PROBLEM DETAILS: Wherever the word "Rating" shows up in a line, please copy that line.

[Records contained in a dataset]
....

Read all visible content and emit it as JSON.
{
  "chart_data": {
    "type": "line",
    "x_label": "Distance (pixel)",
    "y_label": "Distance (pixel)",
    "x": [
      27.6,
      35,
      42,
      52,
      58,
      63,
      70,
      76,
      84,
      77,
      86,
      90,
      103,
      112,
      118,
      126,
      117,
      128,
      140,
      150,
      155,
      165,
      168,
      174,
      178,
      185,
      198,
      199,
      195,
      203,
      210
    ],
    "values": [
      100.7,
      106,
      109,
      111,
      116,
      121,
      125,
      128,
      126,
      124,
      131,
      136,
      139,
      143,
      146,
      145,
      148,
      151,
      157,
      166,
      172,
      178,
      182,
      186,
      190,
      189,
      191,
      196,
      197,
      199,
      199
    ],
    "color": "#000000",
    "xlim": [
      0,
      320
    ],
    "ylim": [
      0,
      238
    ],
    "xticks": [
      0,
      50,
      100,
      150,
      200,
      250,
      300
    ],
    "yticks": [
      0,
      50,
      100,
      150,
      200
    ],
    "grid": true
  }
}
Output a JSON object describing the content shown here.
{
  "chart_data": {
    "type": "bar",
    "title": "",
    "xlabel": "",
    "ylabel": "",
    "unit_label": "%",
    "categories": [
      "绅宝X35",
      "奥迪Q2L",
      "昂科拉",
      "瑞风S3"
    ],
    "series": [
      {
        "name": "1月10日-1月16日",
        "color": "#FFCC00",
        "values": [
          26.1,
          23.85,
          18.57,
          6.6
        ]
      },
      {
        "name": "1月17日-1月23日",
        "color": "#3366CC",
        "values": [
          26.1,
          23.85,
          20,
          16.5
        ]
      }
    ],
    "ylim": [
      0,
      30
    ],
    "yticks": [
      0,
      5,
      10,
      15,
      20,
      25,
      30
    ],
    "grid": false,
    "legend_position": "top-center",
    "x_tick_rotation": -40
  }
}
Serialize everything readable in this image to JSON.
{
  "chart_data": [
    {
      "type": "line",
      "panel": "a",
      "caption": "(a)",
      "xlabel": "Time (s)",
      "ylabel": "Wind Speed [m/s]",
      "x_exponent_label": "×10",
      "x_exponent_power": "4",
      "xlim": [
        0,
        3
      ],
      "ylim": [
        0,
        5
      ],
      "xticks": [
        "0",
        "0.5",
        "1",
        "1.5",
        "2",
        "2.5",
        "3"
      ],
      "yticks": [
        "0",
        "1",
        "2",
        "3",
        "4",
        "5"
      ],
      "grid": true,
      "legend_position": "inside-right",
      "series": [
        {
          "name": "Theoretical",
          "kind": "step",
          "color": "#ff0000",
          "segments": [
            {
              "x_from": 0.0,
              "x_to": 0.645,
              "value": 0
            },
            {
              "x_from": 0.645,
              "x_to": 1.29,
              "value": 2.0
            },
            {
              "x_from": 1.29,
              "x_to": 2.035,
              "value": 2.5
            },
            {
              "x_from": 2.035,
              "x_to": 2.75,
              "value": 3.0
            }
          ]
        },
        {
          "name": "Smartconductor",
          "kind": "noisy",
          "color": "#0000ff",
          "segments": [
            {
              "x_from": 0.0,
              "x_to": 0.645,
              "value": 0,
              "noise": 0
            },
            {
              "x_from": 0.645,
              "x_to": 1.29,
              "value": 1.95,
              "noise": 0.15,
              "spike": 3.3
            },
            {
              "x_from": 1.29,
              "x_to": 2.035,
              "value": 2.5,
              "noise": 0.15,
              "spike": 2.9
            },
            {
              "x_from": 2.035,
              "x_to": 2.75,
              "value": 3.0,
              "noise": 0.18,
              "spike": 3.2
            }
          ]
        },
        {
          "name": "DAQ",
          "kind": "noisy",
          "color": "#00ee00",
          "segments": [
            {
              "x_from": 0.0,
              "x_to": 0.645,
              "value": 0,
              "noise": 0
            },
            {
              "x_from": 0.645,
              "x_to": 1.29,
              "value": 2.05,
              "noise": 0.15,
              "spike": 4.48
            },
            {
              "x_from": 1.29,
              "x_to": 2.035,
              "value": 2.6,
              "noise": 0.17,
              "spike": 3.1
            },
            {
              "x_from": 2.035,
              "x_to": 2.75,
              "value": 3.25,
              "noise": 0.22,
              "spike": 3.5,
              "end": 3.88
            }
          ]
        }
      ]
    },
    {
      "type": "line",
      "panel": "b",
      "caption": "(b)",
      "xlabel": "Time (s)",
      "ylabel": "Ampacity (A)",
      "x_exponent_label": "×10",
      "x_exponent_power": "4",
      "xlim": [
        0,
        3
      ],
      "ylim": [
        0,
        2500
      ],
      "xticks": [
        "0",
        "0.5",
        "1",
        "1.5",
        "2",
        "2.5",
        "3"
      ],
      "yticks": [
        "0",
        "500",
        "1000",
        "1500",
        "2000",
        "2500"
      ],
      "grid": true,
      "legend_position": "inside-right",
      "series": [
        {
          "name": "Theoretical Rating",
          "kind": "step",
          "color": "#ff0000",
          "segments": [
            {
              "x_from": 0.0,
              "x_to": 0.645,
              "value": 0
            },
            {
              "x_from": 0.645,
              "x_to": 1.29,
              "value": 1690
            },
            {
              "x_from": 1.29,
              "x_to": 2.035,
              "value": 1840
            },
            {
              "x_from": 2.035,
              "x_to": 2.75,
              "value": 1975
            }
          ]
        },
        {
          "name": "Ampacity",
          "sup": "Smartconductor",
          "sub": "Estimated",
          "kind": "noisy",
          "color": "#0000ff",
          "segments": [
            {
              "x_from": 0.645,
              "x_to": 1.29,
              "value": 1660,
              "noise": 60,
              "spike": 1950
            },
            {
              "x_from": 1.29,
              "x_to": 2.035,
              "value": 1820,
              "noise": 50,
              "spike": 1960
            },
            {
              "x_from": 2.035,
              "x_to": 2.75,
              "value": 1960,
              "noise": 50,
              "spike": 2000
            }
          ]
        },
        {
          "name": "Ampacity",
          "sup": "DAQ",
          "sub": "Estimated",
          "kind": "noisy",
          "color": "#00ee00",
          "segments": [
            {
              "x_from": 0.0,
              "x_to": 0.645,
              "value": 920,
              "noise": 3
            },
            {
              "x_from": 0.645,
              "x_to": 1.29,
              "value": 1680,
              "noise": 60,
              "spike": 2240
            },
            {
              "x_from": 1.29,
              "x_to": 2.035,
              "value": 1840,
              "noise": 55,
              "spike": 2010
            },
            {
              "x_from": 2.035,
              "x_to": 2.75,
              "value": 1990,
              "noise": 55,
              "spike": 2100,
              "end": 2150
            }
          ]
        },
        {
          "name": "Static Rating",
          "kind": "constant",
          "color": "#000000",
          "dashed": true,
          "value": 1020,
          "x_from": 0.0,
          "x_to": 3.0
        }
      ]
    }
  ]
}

....

EXERCISE OUTPUT:
          "name": "Theoretical Rating",
          "name": "Static Rating",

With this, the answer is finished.